[Data for the task start]
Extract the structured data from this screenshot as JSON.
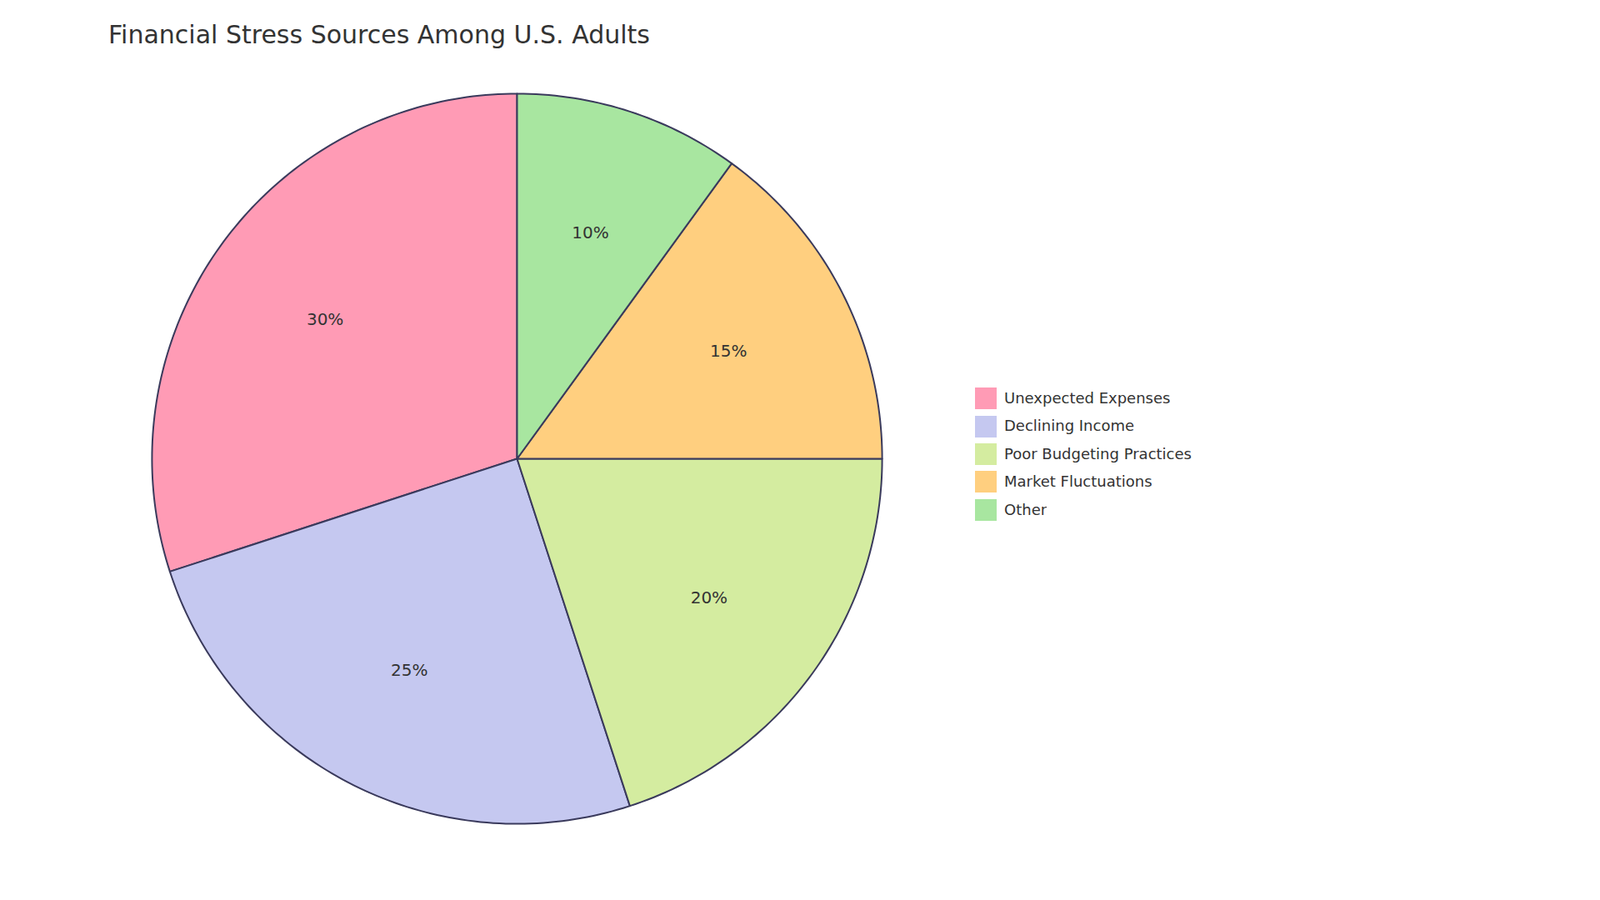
{
  "chart_data": {
    "type": "pie",
    "title": "Financial Stress Sources Among U.S. Adults",
    "categories": [
      "Unexpected Expenses",
      "Declining Income",
      "Poor Budgeting Practices",
      "Market Fluctuations",
      "Other"
    ],
    "values": [
      30,
      25,
      20,
      15,
      10
    ],
    "value_labels": [
      "30%",
      "25%",
      "20%",
      "15%",
      "10%"
    ],
    "colors": [
      "#FF9BB5",
      "#C5C8F0",
      "#D4ECA0",
      "#FFCF7F",
      "#A8E6A0"
    ],
    "data_labels": true,
    "legend": "right"
  }
}
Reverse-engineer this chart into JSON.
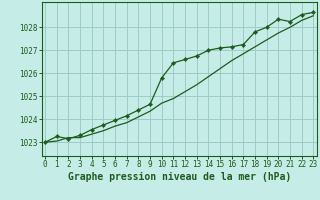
{
  "title": "Graphe pression niveau de la mer (hPa)",
  "bg_color": "#c5ece6",
  "line_color": "#1e5c1e",
  "grid_color": "#9eccc6",
  "x_ticks": [
    0,
    1,
    2,
    3,
    4,
    5,
    6,
    7,
    8,
    9,
    10,
    11,
    12,
    13,
    14,
    15,
    16,
    17,
    18,
    19,
    20,
    21,
    22,
    23
  ],
  "y_ticks": [
    1023,
    1024,
    1025,
    1026,
    1027,
    1028
  ],
  "ylim": [
    1022.4,
    1029.1
  ],
  "xlim": [
    -0.3,
    23.3
  ],
  "line1_x": [
    0,
    1,
    2,
    3,
    4,
    5,
    6,
    7,
    8,
    9,
    10,
    11,
    12,
    13,
    14,
    15,
    16,
    17,
    18,
    19,
    20,
    21,
    22,
    23
  ],
  "line1_y": [
    1023.0,
    1023.25,
    1023.15,
    1023.3,
    1023.55,
    1023.75,
    1023.95,
    1024.15,
    1024.4,
    1024.65,
    1025.8,
    1026.45,
    1026.6,
    1026.75,
    1027.0,
    1027.1,
    1027.15,
    1027.25,
    1027.8,
    1028.0,
    1028.35,
    1028.25,
    1028.55,
    1028.65
  ],
  "line2_x": [
    0,
    1,
    2,
    3,
    4,
    5,
    6,
    7,
    8,
    9,
    10,
    11,
    12,
    13,
    14,
    15,
    16,
    17,
    18,
    19,
    20,
    21,
    22,
    23
  ],
  "line2_y": [
    1023.0,
    1023.05,
    1023.2,
    1023.2,
    1023.35,
    1023.5,
    1023.7,
    1023.85,
    1024.1,
    1024.35,
    1024.7,
    1024.9,
    1025.2,
    1025.5,
    1025.85,
    1026.2,
    1026.55,
    1026.85,
    1027.15,
    1027.45,
    1027.75,
    1028.0,
    1028.3,
    1028.5
  ]
}
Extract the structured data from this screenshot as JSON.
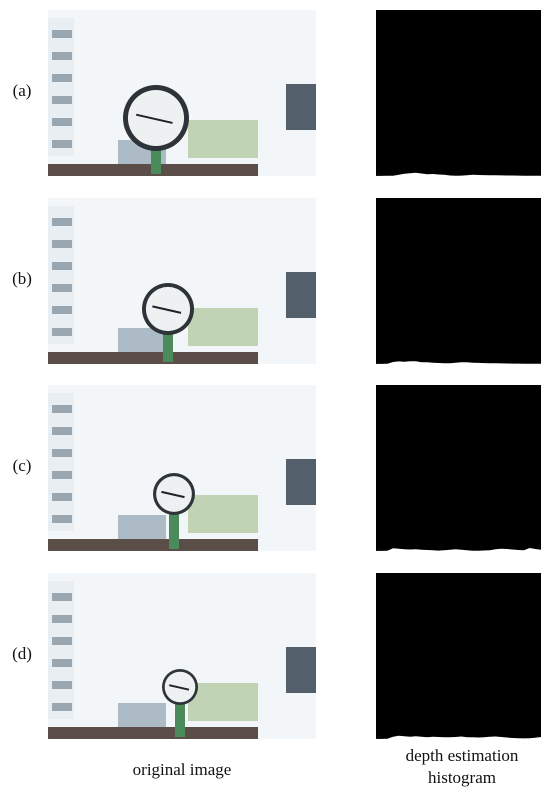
{
  "rows": [
    {
      "label": "(a)"
    },
    {
      "label": "(b)"
    },
    {
      "label": "(c)"
    },
    {
      "label": "(d)"
    }
  ],
  "captions": {
    "original": "original image",
    "histogram": [
      "depth estimation",
      "histogram"
    ]
  }
}
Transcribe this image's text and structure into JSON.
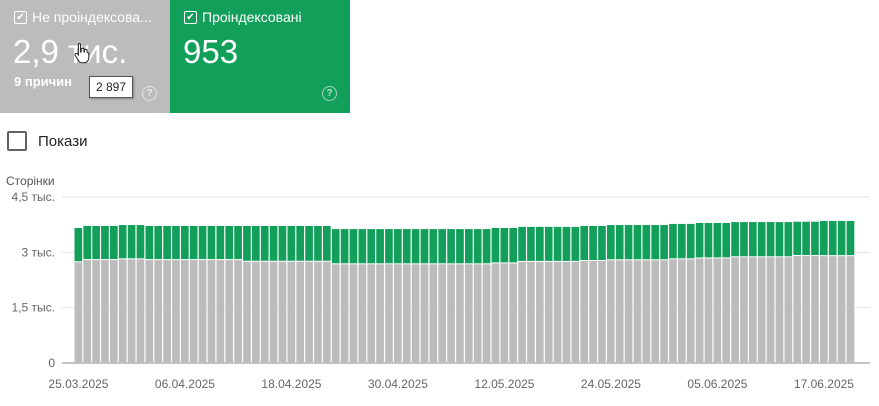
{
  "cards": [
    {
      "label": "Не проіндексова...",
      "value": "2,9 тис.",
      "sub": "9 причин",
      "checked": true,
      "color": "#bcbcbc"
    },
    {
      "label": "Проіндексовані",
      "value": "953",
      "checked": true,
      "color": "#119f5a"
    }
  ],
  "tooltip": "2 897",
  "impressions_label": "Покази",
  "chart_data": {
    "type": "bar",
    "stacked": true,
    "ylabel": "Сторінки",
    "ylim": [
      0,
      4500
    ],
    "yticks": [
      {
        "v": 0,
        "label": "0"
      },
      {
        "v": 1500,
        "label": "1,5 тыс."
      },
      {
        "v": 3000,
        "label": "3 тыс."
      },
      {
        "v": 4500,
        "label": "4,5 тыс."
      }
    ],
    "start_date": "25.03.2025",
    "xtick_labels": [
      "25.03.2025",
      "06.04.2025",
      "18.04.2025",
      "30.04.2025",
      "12.05.2025",
      "24.05.2025",
      "05.06.2025",
      "17.06.2025"
    ],
    "xtick_every_days": 12,
    "series": [
      {
        "name": "Не проіндексовані",
        "color": "#bcbcbc",
        "runs": [
          [
            2730,
            1
          ],
          [
            2790,
            4
          ],
          [
            2810,
            3
          ],
          [
            2790,
            11
          ],
          [
            2745,
            10
          ],
          [
            2675,
            18
          ],
          [
            2700,
            3
          ],
          [
            2740,
            7
          ],
          [
            2765,
            3
          ],
          [
            2785,
            7
          ],
          [
            2810,
            3
          ],
          [
            2835,
            4
          ],
          [
            2865,
            7
          ],
          [
            2900,
            3
          ],
          [
            2897,
            4
          ]
        ]
      },
      {
        "name": "Проіндексовані",
        "color": "#119f5a",
        "runs": [
          [
            930,
            1
          ],
          [
            925,
            4
          ],
          [
            930,
            3
          ],
          [
            925,
            11
          ],
          [
            970,
            10
          ],
          [
            955,
            18
          ],
          [
            960,
            3
          ],
          [
            950,
            7
          ],
          [
            950,
            3
          ],
          [
            955,
            7
          ],
          [
            960,
            3
          ],
          [
            960,
            4
          ],
          [
            955,
            7
          ],
          [
            930,
            3
          ],
          [
            953,
            4
          ]
        ]
      }
    ]
  }
}
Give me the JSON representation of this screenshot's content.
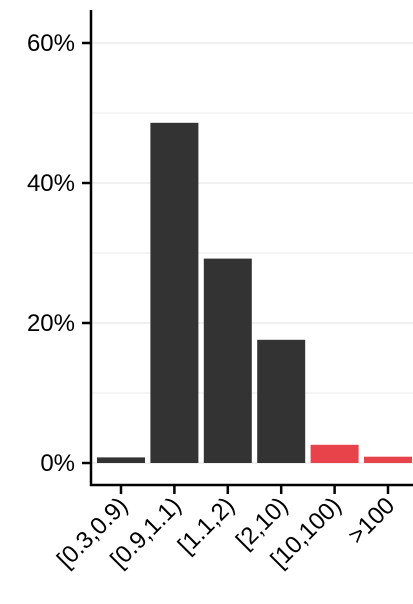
{
  "chart_data": {
    "type": "bar",
    "categories": [
      "[0.3,0.9)",
      "[0.9,1.1)",
      "[1.1,2)",
      "[2,10)",
      "[10,100)",
      ">100"
    ],
    "values": [
      0.8,
      48.6,
      29.2,
      17.6,
      2.6,
      0.9
    ],
    "bar_colors": [
      "#333333",
      "#333333",
      "#333333",
      "#333333",
      "#e8424a",
      "#e8424a"
    ],
    "title": "",
    "xlabel": "",
    "ylabel": "",
    "ylim": [
      0,
      65
    ],
    "yticks": [
      0,
      20,
      40,
      60
    ],
    "ytick_labels": [
      "0%",
      "20%",
      "40%",
      "60%"
    ],
    "grid": true,
    "legend": "none",
    "colors": {
      "bar_default": "#333333",
      "bar_highlight": "#e8424a",
      "grid": "#ebebeb",
      "axis": "#000000"
    }
  }
}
[Data for the task end]
■ Stated problem ■
Print each of the records above exactly as written, leaving no picture in the copy.

■ Result ■
Extract the structured data from this screenshot as JSON.
{
  "chart_data": {
    "type": "pie",
    "title": "Financial Stress Sources Among U.S. Adults",
    "categories": [
      "Unexpected Expenses",
      "Declining Income",
      "Poor Budgeting Practices",
      "Market Fluctuations",
      "Other"
    ],
    "values": [
      30,
      25,
      20,
      15,
      10
    ],
    "value_labels": [
      "30%",
      "25%",
      "20%",
      "15%",
      "10%"
    ],
    "colors": [
      "#FF9BB5",
      "#C5C8F0",
      "#D4ECA0",
      "#FFCF7F",
      "#A8E6A0"
    ],
    "data_labels": true,
    "legend": "right"
  }
}
Reverse-engineer this chart into JSON.
{
  "title": "Graphe pression niveau de la mer (hPa)",
  "bg_color": "#c5ece6",
  "line_color": "#1e5c1e",
  "grid_color": "#9eccc6",
  "x_ticks": [
    0,
    1,
    2,
    3,
    4,
    5,
    6,
    7,
    8,
    9,
    10,
    11,
    12,
    13,
    14,
    15,
    16,
    17,
    18,
    19,
    20,
    21,
    22,
    23
  ],
  "y_ticks": [
    1023,
    1024,
    1025,
    1026,
    1027,
    1028
  ],
  "ylim": [
    1022.4,
    1029.1
  ],
  "xlim": [
    -0.3,
    23.3
  ],
  "line1_x": [
    0,
    1,
    2,
    3,
    4,
    5,
    6,
    7,
    8,
    9,
    10,
    11,
    12,
    13,
    14,
    15,
    16,
    17,
    18,
    19,
    20,
    21,
    22,
    23
  ],
  "line1_y": [
    1023.0,
    1023.25,
    1023.15,
    1023.3,
    1023.55,
    1023.75,
    1023.95,
    1024.15,
    1024.4,
    1024.65,
    1025.8,
    1026.45,
    1026.6,
    1026.75,
    1027.0,
    1027.1,
    1027.15,
    1027.25,
    1027.8,
    1028.0,
    1028.35,
    1028.25,
    1028.55,
    1028.65
  ],
  "line2_x": [
    0,
    1,
    2,
    3,
    4,
    5,
    6,
    7,
    8,
    9,
    10,
    11,
    12,
    13,
    14,
    15,
    16,
    17,
    18,
    19,
    20,
    21,
    22,
    23
  ],
  "line2_y": [
    1023.0,
    1023.05,
    1023.2,
    1023.2,
    1023.35,
    1023.5,
    1023.7,
    1023.85,
    1024.1,
    1024.35,
    1024.7,
    1024.9,
    1025.2,
    1025.5,
    1025.85,
    1026.2,
    1026.55,
    1026.85,
    1027.15,
    1027.45,
    1027.75,
    1028.0,
    1028.3,
    1028.5
  ]
}
Extract the structured data from this screenshot as JSON.
{
  "rows": [
    {
      "label": "(a)"
    },
    {
      "label": "(b)"
    },
    {
      "label": "(c)"
    },
    {
      "label": "(d)"
    }
  ],
  "captions": {
    "original": "original image",
    "histogram": [
      "depth estimation",
      "histogram"
    ]
  }
}
Transcribe this image's text and structure into JSON.
{
  "cards": [
    {
      "label": "Не проіндексова...",
      "value": "2,9 тис.",
      "sub": "9 причин",
      "checked": true,
      "color": "#bcbcbc"
    },
    {
      "label": "Проіндексовані",
      "value": "953",
      "checked": true,
      "color": "#119f5a"
    }
  ],
  "tooltip": "2 897",
  "impressions_label": "Покази",
  "chart_data": {
    "type": "bar",
    "stacked": true,
    "ylabel": "Сторінки",
    "ylim": [
      0,
      4500
    ],
    "yticks": [
      {
        "v": 0,
        "label": "0"
      },
      {
        "v": 1500,
        "label": "1,5 тыс."
      },
      {
        "v": 3000,
        "label": "3 тыс."
      },
      {
        "v": 4500,
        "label": "4,5 тыс."
      }
    ],
    "start_date": "25.03.2025",
    "xtick_labels": [
      "25.03.2025",
      "06.04.2025",
      "18.04.2025",
      "30.04.2025",
      "12.05.2025",
      "24.05.2025",
      "05.06.2025",
      "17.06.2025"
    ],
    "xtick_every_days": 12,
    "series": [
      {
        "name": "Не проіндексовані",
        "color": "#bcbcbc",
        "runs": [
          [
            2730,
            1
          ],
          [
            2790,
            4
          ],
          [
            2810,
            3
          ],
          [
            2790,
            11
          ],
          [
            2745,
            10
          ],
          [
            2675,
            18
          ],
          [
            2700,
            3
          ],
          [
            2740,
            7
          ],
          [
            2765,
            3
          ],
          [
            2785,
            7
          ],
          [
            2810,
            3
          ],
          [
            2835,
            4
          ],
          [
            2865,
            7
          ],
          [
            2900,
            3
          ],
          [
            2897,
            4
          ]
        ]
      },
      {
        "name": "Проіндексовані",
        "color": "#119f5a",
        "runs": [
          [
            930,
            1
          ],
          [
            925,
            4
          ],
          [
            930,
            3
          ],
          [
            925,
            11
          ],
          [
            970,
            10
          ],
          [
            955,
            18
          ],
          [
            960,
            3
          ],
          [
            950,
            7
          ],
          [
            950,
            3
          ],
          [
            955,
            7
          ],
          [
            960,
            3
          ],
          [
            960,
            4
          ],
          [
            955,
            7
          ],
          [
            930,
            3
          ],
          [
            953,
            4
          ]
        ]
      }
    ]
  }
}
Give me the JSON representation of this screenshot's content.
{
  "chart_data": {
    "type": "bar",
    "categories": [
      "[0.3,0.9)",
      "[0.9,1.1)",
      "[1.1,2)",
      "[2,10)",
      "[10,100)",
      ">100"
    ],
    "values": [
      0.8,
      48.6,
      29.2,
      17.6,
      2.6,
      0.9
    ],
    "bar_colors": [
      "#333333",
      "#333333",
      "#333333",
      "#333333",
      "#e8424a",
      "#e8424a"
    ],
    "title": "",
    "xlabel": "",
    "ylabel": "",
    "ylim": [
      0,
      65
    ],
    "yticks": [
      0,
      20,
      40,
      60
    ],
    "ytick_labels": [
      "0%",
      "20%",
      "40%",
      "60%"
    ],
    "grid": true,
    "legend": "none",
    "colors": {
      "bar_default": "#333333",
      "bar_highlight": "#e8424a",
      "grid": "#ebebeb",
      "axis": "#000000"
    }
  }
}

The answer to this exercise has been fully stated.